▶ Given exercise
Take each line containing "Models" and report it exactly as written.

▶ Dataset excerpts
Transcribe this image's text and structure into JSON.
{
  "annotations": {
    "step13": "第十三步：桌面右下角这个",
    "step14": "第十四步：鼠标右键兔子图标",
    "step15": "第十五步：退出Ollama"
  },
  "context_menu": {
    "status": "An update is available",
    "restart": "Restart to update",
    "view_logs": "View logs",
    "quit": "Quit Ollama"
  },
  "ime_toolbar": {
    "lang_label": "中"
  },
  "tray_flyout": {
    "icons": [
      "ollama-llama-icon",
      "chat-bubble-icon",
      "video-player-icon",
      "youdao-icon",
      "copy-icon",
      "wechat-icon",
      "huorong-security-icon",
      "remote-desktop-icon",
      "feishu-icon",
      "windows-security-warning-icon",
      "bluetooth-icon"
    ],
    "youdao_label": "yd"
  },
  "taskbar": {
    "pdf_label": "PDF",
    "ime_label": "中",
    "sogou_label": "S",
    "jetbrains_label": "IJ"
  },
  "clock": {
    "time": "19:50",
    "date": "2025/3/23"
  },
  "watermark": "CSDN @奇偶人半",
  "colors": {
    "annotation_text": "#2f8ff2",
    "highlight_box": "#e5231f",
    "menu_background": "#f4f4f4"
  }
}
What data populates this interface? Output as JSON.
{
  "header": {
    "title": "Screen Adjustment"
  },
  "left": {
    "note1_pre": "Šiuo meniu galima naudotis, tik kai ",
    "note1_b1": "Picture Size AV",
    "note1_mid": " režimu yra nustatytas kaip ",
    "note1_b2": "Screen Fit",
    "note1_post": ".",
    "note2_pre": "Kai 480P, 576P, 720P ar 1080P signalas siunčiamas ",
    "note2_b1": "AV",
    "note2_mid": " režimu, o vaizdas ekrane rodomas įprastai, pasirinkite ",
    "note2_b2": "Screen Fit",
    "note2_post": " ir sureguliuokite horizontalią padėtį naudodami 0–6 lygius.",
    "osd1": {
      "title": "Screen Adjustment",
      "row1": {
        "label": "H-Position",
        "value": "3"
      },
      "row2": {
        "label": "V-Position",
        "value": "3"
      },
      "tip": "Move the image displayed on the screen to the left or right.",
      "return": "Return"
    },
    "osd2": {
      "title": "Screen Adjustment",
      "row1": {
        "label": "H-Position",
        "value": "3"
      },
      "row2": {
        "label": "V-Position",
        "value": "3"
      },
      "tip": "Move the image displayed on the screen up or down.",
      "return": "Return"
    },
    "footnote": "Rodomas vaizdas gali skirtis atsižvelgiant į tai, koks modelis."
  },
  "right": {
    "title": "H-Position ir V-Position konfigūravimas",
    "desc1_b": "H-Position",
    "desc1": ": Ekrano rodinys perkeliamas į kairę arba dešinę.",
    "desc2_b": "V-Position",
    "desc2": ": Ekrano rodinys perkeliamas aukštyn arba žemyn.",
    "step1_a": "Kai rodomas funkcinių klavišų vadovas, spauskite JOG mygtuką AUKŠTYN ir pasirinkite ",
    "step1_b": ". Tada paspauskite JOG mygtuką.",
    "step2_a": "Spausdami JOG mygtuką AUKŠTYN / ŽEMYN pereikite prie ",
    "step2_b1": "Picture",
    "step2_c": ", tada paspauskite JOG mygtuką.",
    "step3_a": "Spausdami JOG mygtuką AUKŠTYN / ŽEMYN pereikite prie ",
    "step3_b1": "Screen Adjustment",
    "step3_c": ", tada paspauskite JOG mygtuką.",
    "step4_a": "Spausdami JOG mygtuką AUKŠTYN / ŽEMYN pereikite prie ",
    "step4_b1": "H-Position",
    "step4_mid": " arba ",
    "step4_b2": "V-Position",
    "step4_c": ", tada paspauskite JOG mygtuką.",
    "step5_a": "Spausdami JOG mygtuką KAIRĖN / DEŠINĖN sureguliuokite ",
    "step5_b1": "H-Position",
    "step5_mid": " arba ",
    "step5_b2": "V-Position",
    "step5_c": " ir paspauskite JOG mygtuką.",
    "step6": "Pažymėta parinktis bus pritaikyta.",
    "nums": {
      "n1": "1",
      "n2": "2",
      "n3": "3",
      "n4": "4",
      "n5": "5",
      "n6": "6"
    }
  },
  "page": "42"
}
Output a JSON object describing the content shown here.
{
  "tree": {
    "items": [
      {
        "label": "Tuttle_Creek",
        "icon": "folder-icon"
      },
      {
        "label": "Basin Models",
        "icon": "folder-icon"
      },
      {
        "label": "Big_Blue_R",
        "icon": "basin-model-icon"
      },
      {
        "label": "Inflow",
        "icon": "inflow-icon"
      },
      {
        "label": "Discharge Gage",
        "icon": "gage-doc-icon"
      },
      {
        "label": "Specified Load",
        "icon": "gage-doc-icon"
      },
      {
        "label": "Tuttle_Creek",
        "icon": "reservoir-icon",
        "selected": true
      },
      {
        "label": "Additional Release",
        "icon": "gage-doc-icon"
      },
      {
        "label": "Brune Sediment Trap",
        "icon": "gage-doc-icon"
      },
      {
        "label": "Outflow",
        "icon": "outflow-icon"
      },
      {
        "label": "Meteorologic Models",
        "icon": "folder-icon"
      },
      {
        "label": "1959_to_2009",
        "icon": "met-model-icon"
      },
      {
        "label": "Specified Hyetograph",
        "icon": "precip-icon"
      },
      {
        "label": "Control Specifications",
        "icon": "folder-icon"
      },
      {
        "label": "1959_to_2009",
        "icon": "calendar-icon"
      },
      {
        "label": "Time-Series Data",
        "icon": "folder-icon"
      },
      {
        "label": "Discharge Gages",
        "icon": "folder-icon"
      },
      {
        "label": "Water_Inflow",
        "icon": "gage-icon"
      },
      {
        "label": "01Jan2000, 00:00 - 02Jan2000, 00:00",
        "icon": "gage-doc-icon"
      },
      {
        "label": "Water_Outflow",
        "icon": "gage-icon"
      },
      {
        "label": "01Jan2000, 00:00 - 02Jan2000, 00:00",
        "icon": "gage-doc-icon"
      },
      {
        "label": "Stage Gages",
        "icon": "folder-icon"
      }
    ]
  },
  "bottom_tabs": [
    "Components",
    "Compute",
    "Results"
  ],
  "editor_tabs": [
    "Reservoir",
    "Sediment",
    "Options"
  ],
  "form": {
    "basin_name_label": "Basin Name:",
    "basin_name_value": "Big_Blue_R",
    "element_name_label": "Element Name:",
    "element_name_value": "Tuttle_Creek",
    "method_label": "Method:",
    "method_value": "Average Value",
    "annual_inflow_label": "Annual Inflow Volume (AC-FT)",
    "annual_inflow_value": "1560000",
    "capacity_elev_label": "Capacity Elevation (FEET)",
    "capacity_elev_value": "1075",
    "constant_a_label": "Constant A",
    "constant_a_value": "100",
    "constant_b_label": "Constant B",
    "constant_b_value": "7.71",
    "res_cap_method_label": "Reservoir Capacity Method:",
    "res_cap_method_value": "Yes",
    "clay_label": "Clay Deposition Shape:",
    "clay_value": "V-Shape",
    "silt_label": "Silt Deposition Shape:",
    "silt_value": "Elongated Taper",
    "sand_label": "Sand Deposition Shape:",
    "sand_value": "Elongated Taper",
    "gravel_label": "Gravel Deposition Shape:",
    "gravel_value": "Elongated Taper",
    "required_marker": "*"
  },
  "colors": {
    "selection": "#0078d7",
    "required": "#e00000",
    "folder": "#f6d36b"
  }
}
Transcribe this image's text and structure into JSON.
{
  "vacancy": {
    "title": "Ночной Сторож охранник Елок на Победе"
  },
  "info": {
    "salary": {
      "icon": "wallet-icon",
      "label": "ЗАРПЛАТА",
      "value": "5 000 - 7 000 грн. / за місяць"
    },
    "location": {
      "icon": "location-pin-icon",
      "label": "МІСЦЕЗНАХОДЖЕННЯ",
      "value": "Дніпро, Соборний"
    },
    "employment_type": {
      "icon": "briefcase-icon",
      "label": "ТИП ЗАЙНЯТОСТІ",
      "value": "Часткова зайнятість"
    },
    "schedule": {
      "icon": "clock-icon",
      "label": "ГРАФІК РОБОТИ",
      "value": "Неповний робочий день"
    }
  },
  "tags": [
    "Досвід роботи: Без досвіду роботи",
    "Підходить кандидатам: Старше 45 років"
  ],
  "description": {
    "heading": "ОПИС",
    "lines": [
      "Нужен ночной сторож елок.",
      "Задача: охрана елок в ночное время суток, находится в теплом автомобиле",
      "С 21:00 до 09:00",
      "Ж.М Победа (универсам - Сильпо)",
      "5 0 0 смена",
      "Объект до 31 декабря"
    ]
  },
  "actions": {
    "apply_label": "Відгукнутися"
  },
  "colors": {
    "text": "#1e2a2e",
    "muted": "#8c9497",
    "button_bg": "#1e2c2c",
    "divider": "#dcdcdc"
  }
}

▶ Result of the task
        "label": "Basin Models",
        "label": "Meteorologic Models",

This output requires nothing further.